EXERCISE TASK
Leave out the pictures; transcribe all else exactly.

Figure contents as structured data
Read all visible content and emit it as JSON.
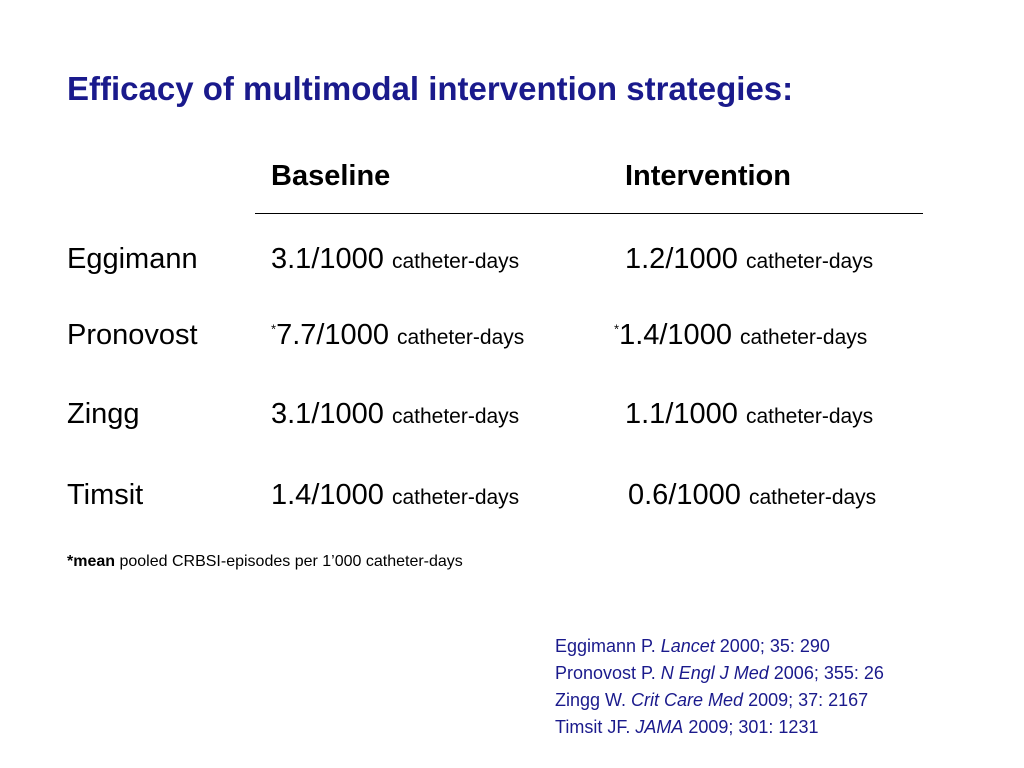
{
  "title": "Efficacy of multimodal intervention strategies:",
  "columns": {
    "baseline": "Baseline",
    "intervention": "Intervention"
  },
  "unit": "catheter-days",
  "star": "*",
  "rows": [
    {
      "name": "Eggimann",
      "baseline": "3.1/1000",
      "intervention": "1.2/1000",
      "starred": false
    },
    {
      "name": "Pronovost",
      "baseline": "7.7/1000",
      "intervention": "1.4/1000",
      "starred": true
    },
    {
      "name": "Zingg",
      "baseline": "3.1/1000",
      "intervention": "1.1/1000",
      "starred": false
    },
    {
      "name": "Timsit",
      "baseline": "1.4/1000",
      "intervention": "0.6/1000",
      "starred": false
    }
  ],
  "footnote": {
    "bold": "*mean",
    "text": " pooled CRBSI-episodes per 1’000 catheter-days"
  },
  "references": [
    {
      "author": "Eggimann P. ",
      "journal": "Lancet",
      "details": " 2000; 35: 290"
    },
    {
      "author": "Pronovost P. ",
      "journal": "N Engl J Med",
      "details": " 2006; 355: 26"
    },
    {
      "author": "Zingg W. ",
      "journal": "Crit Care Med",
      "details": " 2009; 37: 2167"
    },
    {
      "author": "Timsit JF. ",
      "journal": "JAMA",
      "details": " 2009; 301: 1231"
    }
  ],
  "colors": {
    "title": "#1a1a8c",
    "references": "#1a1a8c",
    "text": "#000000"
  }
}
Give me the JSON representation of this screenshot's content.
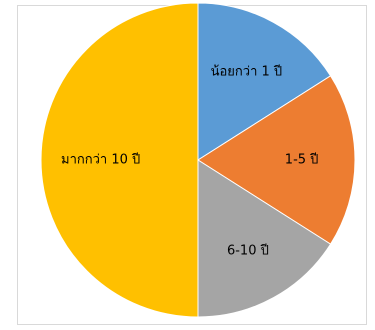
{
  "chart_data": {
    "type": "pie",
    "categories": [
      "น้อยกว่า 1 ปี",
      "1-5 ปี",
      "6-10 ปี",
      "มากกว่า 10 ปี"
    ],
    "values": [
      16,
      18,
      16,
      50
    ],
    "colors": [
      "#5b9bd5",
      "#ed7d31",
      "#a5a5a5",
      "#ffc000"
    ],
    "start_angle_deg": 0,
    "direction": "clockwise",
    "grid": false,
    "legend": "none"
  }
}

TASK SOLUTION
Read all visible content and emit it as JSON.
{
  "title": "Efficacy of multimodal intervention strategies:",
  "columns": {
    "baseline": "Baseline",
    "intervention": "Intervention"
  },
  "unit": "catheter-days",
  "star": "*",
  "rows": [
    {
      "name": "Eggimann",
      "baseline": "3.1/1000",
      "intervention": "1.2/1000",
      "starred": false
    },
    {
      "name": "Pronovost",
      "baseline": "7.7/1000",
      "intervention": "1.4/1000",
      "starred": true
    },
    {
      "name": "Zingg",
      "baseline": "3.1/1000",
      "intervention": "1.1/1000",
      "starred": false
    },
    {
      "name": "Timsit",
      "baseline": "1.4/1000",
      "intervention": "0.6/1000",
      "starred": false
    }
  ],
  "footnote": {
    "bold": "*mean",
    "text": " pooled CRBSI-episodes per 1’000 catheter-days"
  },
  "references": [
    {
      "author": "Eggimann P. ",
      "journal": "Lancet",
      "details": " 2000; 35: 290"
    },
    {
      "author": "Pronovost P. ",
      "journal": "N Engl J Med",
      "details": " 2006; 355: 26"
    },
    {
      "author": "Zingg W. ",
      "journal": "Crit Care Med",
      "details": " 2009; 37: 2167"
    },
    {
      "author": "Timsit JF. ",
      "journal": "JAMA",
      "details": " 2009; 301: 1231"
    }
  ],
  "colors": {
    "title": "#1a1a8c",
    "references": "#1a1a8c",
    "text": "#000000"
  }
}
Give me the JSON representation of this screenshot's content.
{
  "chart_data": {
    "type": "pie",
    "categories": [
      "น้อยกว่า 1 ปี",
      "1-5 ปี",
      "6-10 ปี",
      "มากกว่า 10 ปี"
    ],
    "values": [
      16,
      18,
      16,
      50
    ],
    "colors": [
      "#5b9bd5",
      "#ed7d31",
      "#a5a5a5",
      "#ffc000"
    ],
    "start_angle_deg": 0,
    "direction": "clockwise",
    "grid": false,
    "legend": "none"
  }
}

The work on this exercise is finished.